(Task to carry out)
Collect all lines from the records below that include the word "What".

===== Exercise material

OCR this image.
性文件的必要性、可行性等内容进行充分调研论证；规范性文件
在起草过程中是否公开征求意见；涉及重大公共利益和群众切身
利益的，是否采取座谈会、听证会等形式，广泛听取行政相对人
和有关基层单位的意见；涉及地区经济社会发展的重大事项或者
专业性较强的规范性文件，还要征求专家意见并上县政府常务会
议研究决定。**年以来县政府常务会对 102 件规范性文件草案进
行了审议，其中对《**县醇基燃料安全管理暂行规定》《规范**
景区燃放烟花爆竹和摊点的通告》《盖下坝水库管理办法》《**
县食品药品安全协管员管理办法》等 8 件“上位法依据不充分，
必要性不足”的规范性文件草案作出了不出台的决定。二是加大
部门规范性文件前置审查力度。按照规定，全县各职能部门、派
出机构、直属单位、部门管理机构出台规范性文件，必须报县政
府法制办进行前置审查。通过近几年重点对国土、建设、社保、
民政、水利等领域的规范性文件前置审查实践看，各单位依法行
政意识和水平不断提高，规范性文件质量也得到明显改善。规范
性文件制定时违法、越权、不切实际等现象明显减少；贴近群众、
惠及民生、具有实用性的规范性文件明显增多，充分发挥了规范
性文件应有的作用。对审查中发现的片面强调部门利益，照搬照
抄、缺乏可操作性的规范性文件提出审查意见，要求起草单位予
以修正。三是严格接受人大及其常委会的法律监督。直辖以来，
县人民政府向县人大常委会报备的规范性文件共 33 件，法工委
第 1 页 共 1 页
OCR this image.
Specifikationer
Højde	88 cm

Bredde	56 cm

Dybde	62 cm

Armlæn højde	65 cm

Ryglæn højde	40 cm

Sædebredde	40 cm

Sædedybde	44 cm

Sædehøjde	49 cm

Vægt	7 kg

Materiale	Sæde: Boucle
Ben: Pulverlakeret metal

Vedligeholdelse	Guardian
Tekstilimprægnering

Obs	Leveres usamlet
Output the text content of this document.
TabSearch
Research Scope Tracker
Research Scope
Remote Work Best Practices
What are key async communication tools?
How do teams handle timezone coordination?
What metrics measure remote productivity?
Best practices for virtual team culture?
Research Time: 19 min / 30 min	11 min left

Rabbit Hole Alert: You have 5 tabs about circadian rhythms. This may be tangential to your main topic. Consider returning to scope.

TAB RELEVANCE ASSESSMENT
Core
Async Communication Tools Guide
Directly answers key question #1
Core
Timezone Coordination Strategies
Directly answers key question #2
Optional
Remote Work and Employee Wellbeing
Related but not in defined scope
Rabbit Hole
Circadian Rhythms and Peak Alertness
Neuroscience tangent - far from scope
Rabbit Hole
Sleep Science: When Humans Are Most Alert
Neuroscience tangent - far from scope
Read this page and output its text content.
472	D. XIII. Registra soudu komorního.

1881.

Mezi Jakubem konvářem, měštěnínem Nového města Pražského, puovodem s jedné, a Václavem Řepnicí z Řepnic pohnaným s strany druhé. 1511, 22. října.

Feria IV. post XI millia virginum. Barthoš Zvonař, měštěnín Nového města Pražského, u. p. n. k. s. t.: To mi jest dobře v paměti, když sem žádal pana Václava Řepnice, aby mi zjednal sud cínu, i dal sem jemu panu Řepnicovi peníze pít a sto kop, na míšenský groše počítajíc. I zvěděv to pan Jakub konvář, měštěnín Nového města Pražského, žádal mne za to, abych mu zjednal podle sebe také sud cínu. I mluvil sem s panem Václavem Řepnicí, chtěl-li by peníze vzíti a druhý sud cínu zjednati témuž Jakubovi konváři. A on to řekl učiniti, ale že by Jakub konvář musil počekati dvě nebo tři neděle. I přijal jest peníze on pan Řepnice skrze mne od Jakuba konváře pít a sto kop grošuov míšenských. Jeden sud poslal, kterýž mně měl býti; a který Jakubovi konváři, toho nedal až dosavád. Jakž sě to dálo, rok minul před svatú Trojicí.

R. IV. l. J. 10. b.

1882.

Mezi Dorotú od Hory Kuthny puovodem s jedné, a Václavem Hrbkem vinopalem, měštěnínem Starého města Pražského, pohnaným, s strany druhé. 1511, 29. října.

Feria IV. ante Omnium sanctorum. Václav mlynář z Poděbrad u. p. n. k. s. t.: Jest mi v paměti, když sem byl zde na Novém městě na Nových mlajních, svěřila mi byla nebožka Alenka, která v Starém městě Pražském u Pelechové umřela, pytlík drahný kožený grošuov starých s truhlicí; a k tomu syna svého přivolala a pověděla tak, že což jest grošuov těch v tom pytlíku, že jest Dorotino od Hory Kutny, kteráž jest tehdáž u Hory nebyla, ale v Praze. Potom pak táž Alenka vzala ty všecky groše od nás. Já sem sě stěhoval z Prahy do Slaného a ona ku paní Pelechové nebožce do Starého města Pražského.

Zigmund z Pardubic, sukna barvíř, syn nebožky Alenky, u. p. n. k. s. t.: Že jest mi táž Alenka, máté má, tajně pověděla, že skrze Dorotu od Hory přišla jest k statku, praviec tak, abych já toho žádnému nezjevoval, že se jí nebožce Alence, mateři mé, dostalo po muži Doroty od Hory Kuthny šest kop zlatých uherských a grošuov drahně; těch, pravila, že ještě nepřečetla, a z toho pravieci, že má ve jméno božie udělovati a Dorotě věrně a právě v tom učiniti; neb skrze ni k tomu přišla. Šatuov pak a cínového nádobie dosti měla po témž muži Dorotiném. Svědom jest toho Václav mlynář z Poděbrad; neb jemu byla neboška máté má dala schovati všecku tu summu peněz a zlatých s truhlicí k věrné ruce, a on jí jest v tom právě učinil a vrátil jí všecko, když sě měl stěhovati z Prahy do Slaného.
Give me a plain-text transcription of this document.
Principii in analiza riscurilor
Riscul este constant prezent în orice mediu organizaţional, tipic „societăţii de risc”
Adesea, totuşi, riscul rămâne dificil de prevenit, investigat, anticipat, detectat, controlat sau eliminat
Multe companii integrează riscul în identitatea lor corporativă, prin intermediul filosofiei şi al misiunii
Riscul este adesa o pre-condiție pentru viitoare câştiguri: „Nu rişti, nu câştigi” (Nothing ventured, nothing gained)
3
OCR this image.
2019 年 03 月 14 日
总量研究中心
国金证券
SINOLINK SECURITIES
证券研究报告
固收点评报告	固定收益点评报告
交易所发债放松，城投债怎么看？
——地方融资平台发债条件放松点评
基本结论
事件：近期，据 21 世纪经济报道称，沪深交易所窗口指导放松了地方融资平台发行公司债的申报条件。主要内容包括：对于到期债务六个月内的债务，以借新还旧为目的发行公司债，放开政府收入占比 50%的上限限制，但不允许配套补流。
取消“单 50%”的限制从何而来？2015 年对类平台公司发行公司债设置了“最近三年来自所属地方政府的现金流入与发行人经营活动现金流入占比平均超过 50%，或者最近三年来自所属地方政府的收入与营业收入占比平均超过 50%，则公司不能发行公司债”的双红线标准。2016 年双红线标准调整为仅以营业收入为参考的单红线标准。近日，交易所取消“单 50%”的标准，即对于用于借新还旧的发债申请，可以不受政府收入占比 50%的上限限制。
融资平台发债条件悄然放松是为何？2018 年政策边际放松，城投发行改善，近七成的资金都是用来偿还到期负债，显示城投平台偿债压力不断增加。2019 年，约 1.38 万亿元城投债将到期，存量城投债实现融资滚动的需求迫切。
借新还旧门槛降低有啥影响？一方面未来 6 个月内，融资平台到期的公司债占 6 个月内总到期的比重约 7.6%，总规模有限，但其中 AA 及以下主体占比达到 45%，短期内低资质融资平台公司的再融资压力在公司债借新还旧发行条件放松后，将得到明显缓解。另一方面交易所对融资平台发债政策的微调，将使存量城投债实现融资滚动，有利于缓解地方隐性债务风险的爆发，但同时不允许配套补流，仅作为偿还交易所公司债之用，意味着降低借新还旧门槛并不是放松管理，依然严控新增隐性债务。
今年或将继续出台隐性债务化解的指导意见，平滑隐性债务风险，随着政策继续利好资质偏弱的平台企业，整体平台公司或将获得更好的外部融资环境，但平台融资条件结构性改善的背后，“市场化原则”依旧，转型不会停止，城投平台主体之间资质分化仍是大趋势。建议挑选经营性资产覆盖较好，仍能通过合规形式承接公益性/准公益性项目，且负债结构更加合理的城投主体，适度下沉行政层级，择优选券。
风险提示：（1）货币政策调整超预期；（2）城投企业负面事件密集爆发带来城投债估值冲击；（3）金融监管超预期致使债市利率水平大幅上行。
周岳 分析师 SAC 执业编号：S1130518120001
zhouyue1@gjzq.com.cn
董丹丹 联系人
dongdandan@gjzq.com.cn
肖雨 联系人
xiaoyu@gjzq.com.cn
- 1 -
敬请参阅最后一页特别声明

==========

(Output of the exercise)
What are key async communication tools?
What metrics measure remote productivity?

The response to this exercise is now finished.